__DIRECTIVE__. Copy every line that contains the string "System" from the entries below.

__Source data__.
▽
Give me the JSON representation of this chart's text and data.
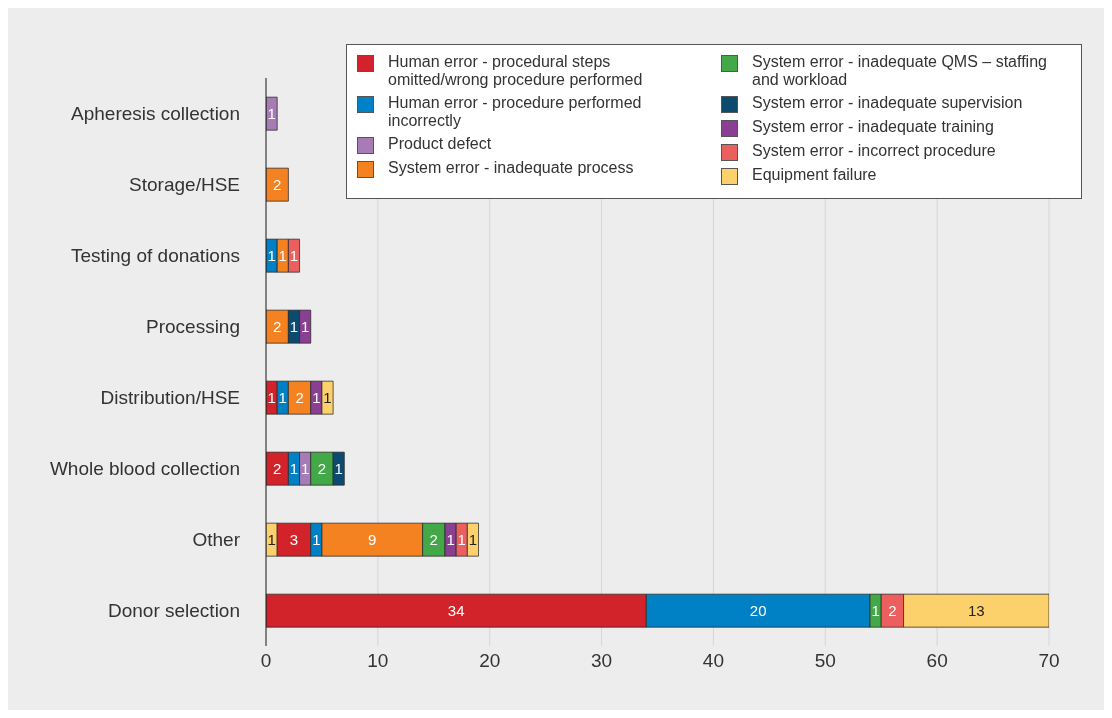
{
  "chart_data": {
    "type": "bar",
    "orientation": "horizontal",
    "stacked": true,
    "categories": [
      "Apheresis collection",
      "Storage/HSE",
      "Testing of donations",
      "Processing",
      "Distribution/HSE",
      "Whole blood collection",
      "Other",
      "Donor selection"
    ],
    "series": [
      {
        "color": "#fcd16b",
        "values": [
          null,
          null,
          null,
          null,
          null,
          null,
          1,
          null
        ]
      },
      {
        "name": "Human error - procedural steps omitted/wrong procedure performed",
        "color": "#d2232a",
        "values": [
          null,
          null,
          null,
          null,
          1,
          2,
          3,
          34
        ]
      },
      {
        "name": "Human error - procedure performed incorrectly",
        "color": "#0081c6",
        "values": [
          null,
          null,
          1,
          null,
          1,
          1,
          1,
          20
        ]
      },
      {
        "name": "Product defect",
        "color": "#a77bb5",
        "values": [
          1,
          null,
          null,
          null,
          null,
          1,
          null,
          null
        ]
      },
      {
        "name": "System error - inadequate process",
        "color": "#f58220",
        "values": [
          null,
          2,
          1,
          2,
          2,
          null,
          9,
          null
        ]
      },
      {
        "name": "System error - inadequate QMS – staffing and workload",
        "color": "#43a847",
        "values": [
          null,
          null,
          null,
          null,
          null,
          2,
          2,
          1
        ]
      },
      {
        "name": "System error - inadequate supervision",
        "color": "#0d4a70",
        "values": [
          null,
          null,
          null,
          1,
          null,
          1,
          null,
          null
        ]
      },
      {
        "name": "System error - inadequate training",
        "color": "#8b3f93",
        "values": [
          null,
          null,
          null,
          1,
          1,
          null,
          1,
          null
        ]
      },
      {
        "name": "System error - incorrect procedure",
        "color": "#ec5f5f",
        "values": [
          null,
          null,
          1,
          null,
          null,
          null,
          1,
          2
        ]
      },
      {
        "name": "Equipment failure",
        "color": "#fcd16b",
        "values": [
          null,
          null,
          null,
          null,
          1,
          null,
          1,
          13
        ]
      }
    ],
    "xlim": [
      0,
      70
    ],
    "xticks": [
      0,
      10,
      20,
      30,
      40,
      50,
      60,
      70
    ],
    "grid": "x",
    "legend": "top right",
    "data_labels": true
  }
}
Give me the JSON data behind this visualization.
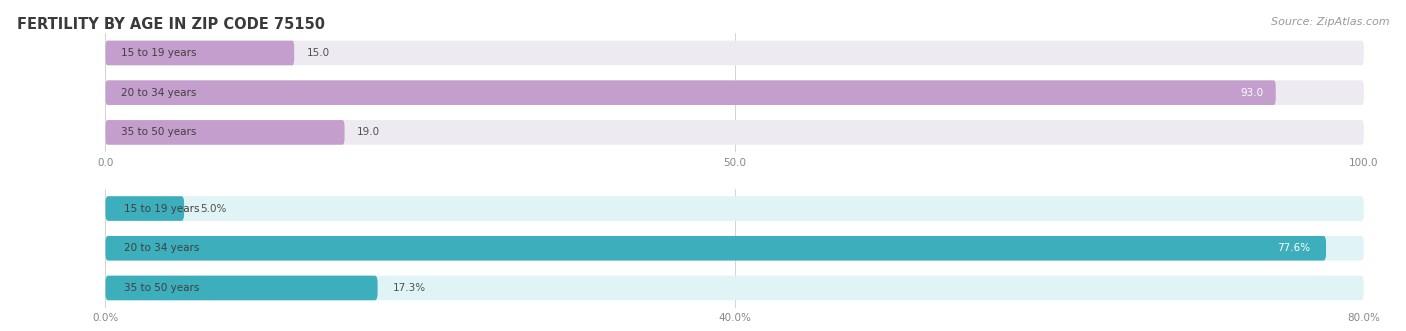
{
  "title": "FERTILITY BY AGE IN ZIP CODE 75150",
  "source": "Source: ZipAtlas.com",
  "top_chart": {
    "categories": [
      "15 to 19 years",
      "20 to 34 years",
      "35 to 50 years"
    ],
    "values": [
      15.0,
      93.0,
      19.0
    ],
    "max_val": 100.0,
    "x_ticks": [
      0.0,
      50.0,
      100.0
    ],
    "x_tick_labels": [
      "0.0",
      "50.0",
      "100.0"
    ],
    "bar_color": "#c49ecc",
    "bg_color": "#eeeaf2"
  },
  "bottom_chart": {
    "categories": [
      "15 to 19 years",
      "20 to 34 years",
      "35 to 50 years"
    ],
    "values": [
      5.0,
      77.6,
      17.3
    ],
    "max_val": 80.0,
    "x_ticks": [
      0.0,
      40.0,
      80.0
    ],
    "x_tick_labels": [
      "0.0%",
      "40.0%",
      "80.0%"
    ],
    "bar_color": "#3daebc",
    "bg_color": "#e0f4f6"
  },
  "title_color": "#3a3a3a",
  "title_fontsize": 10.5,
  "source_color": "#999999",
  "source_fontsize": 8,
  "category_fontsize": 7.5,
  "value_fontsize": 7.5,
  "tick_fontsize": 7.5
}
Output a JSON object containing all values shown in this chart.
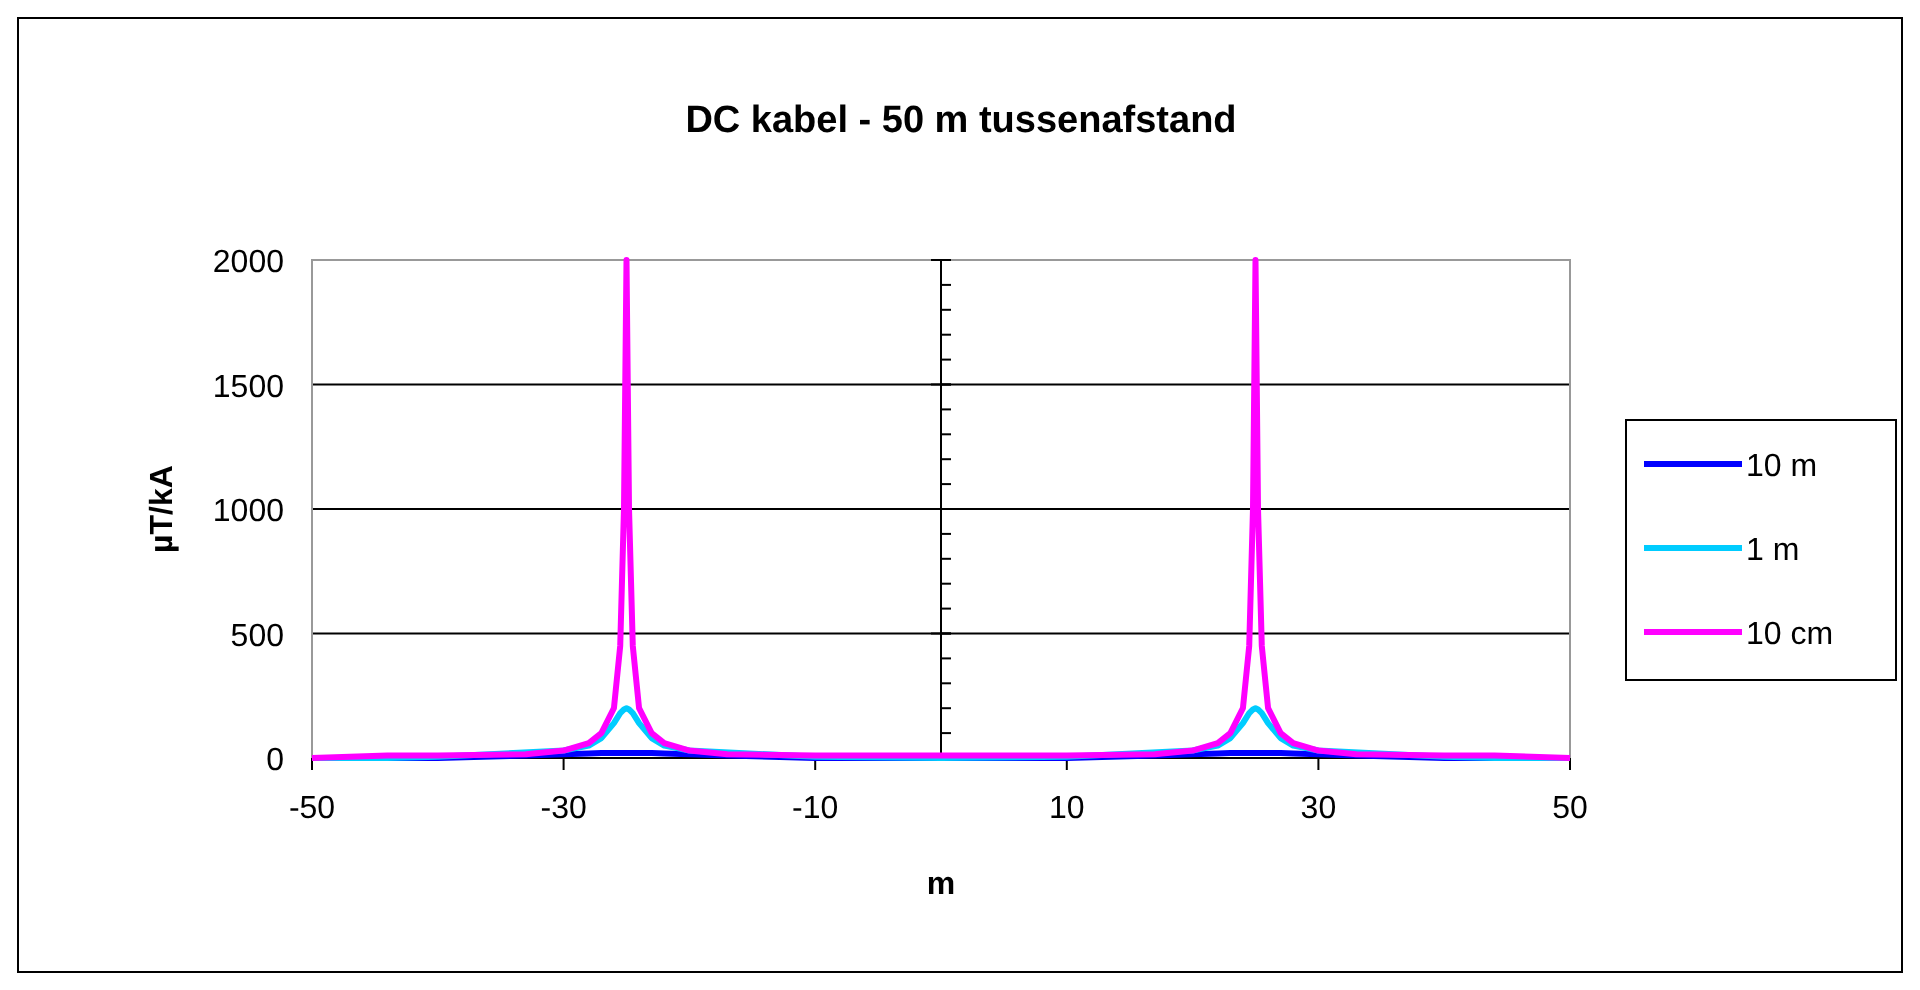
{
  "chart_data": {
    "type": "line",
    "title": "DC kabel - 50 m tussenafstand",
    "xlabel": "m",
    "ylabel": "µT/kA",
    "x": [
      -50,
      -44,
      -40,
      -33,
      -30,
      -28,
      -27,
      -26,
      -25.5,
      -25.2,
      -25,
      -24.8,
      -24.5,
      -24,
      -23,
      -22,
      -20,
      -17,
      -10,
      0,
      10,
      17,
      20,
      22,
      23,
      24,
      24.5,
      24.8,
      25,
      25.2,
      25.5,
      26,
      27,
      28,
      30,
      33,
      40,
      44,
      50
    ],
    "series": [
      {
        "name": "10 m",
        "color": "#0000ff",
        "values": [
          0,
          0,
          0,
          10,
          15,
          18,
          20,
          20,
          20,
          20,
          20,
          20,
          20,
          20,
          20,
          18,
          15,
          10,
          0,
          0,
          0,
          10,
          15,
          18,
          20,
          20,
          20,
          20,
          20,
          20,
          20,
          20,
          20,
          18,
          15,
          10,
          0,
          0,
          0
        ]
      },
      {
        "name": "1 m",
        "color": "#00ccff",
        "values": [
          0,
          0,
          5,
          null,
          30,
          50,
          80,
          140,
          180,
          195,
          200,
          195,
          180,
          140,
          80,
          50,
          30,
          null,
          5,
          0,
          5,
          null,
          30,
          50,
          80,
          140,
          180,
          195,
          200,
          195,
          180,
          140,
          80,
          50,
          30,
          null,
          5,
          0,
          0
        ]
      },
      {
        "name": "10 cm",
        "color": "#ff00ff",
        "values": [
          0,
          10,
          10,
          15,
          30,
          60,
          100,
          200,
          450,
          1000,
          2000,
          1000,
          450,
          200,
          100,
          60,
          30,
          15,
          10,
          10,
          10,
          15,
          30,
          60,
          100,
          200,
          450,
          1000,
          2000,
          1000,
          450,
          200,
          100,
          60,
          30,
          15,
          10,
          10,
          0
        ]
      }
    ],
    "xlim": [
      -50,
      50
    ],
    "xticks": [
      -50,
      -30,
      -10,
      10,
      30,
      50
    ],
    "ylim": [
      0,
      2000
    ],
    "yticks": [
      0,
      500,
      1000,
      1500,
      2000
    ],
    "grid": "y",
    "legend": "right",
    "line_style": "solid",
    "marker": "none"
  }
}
△
__EXERCISE OUTPUT__.
        "name": "System error - inadequate process",
        "name": "System error - inadequate QMS – staffing and workload",
        "name": "System error - inadequate supervision",
        "name": "System error - inadequate training",
        "name": "System error - incorrect procedure",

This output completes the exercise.